Stored entries
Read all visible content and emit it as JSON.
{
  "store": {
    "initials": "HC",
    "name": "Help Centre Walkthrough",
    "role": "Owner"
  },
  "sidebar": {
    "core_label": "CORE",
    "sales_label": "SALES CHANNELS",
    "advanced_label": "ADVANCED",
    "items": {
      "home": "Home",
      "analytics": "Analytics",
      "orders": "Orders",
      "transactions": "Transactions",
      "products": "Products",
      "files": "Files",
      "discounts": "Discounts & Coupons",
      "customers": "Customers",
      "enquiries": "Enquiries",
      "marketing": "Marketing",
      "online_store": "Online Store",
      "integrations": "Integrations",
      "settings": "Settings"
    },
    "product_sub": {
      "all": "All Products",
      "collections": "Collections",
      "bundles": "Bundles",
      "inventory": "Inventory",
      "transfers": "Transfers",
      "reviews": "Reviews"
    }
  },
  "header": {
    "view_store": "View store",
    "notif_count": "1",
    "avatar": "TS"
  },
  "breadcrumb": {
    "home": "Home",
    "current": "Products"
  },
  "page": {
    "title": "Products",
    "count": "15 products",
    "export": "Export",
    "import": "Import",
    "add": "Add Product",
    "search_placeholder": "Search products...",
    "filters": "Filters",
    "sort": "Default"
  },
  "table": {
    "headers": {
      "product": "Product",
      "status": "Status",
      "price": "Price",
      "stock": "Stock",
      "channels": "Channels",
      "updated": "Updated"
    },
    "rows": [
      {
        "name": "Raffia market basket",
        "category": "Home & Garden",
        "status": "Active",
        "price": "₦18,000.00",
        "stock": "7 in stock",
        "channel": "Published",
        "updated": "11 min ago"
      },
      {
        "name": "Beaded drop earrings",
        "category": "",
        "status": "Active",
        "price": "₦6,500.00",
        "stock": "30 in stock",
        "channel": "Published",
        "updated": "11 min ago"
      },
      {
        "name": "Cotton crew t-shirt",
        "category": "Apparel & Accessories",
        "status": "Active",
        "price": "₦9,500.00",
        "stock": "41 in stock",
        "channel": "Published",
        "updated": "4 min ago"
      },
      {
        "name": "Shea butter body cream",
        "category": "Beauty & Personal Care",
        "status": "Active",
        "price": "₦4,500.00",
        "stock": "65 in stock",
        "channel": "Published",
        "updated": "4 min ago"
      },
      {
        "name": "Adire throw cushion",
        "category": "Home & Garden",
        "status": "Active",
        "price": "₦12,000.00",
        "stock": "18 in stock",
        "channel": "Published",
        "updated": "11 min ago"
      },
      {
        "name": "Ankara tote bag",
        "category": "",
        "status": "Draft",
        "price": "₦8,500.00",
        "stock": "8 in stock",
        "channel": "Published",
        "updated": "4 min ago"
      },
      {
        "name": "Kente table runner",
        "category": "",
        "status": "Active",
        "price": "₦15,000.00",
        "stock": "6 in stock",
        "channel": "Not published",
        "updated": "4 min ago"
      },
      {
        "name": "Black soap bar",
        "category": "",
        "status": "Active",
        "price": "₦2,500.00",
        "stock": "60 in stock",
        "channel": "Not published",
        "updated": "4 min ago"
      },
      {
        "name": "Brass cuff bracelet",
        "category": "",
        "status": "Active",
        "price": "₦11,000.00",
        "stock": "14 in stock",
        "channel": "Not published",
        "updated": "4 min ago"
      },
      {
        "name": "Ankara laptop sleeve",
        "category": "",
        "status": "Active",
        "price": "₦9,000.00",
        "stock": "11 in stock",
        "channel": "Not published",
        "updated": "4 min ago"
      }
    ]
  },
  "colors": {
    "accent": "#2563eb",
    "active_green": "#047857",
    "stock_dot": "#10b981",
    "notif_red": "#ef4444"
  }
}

# EXERCISE BRIEF
Return all of the entries exactly as written.

# CORRECT ANSWER
Read all visible content and emit it as JSON.
{
  "store": {
    "initials": "HC",
    "name": "Help Centre Walkthrough",
    "role": "Owner"
  },
  "sidebar": {
    "core_label": "CORE",
    "sales_label": "SALES CHANNELS",
    "advanced_label": "ADVANCED",
    "items": {
      "home": "Home",
      "analytics": "Analytics",
      "orders": "Orders",
      "transactions": "Transactions",
      "products": "Products",
      "files": "Files",
      "discounts": "Discounts & Coupons",
      "customers": "Customers",
      "enquiries": "Enquiries",
      "marketing": "Marketing",
      "online_store": "Online Store",
      "integrations": "Integrations",
      "settings": "Settings"
    },
    "product_sub": {
      "all": "All Products",
      "collections": "Collections",
      "bundles": "Bundles",
      "inventory": "Inventory",
      "transfers": "Transfers",
      "reviews": "Reviews"
    }
  },
  "header": {
    "view_store": "View store",
    "notif_count": "1",
    "avatar": "TS"
  },
  "breadcrumb": {
    "home": "Home",
    "current": "Products"
  },
  "page": {
    "title": "Products",
    "count": "15 products",
    "export": "Export",
    "import": "Import",
    "add": "Add Product",
    "search_placeholder": "Search products...",
    "filters": "Filters",
    "sort": "Default"
  },
  "table": {
    "headers": {
      "product": "Product",
      "status": "Status",
      "price": "Price",
      "stock": "Stock",
      "channels": "Channels",
      "updated": "Updated"
    },
    "rows": [
      {
        "name": "Raffia market basket",
        "category": "Home & Garden",
        "status": "Active",
        "price": "₦18,000.00",
        "stock": "7 in stock",
        "channel": "Published",
        "updated": "11 min ago"
      },
      {
        "name": "Beaded drop earrings",
        "category": "",
        "status": "Active",
        "price": "₦6,500.00",
        "stock": "30 in stock",
        "channel": "Published",
        "updated": "11 min ago"
      },
      {
        "name": "Cotton crew t-shirt",
        "category": "Apparel & Accessories",
        "status": "Active",
        "price": "₦9,500.00",
        "stock": "41 in stock",
        "channel": "Published",
        "updated": "4 min ago"
      },
      {
        "name": "Shea butter body cream",
        "category": "Beauty & Personal Care",
        "status": "Active",
        "price": "₦4,500.00",
        "stock": "65 in stock",
        "channel": "Published",
        "updated": "4 min ago"
      },
      {
        "name": "Adire throw cushion",
        "category": "Home & Garden",
        "status": "Active",
        "price": "₦12,000.00",
        "stock": "18 in stock",
        "channel": "Published",
        "updated": "11 min ago"
      },
      {
        "name": "Ankara tote bag",
        "category": "",
        "status": "Draft",
        "price": "₦8,500.00",
        "stock": "8 in stock",
        "channel": "Published",
        "updated": "4 min ago"
      },
      {
        "name": "Kente table runner",
        "category": "",
        "status": "Active",
        "price": "₦15,000.00",
        "stock": "6 in stock",
        "channel": "Not published",
        "updated": "4 min ago"
      },
      {
        "name": "Black soap bar",
        "category": "",
        "status": "Active",
        "price": "₦2,500.00",
        "stock": "60 in stock",
        "channel": "Not published",
        "updated": "4 min ago"
      },
      {
        "name": "Brass cuff bracelet",
        "category": "",
        "status": "Active",
        "price": "₦11,000.00",
        "stock": "14 in stock",
        "channel": "Not published",
        "updated": "4 min ago"
      },
      {
        "name": "Ankara laptop sleeve",
        "category": "",
        "status": "Active",
        "price": "₦9,000.00",
        "stock": "11 in stock",
        "channel": "Not published",
        "updated": "4 min ago"
      }
    ]
  },
  "colors": {
    "accent": "#2563eb",
    "active_green": "#047857",
    "stock_dot": "#10b981",
    "notif_red": "#ef4444"
  }
}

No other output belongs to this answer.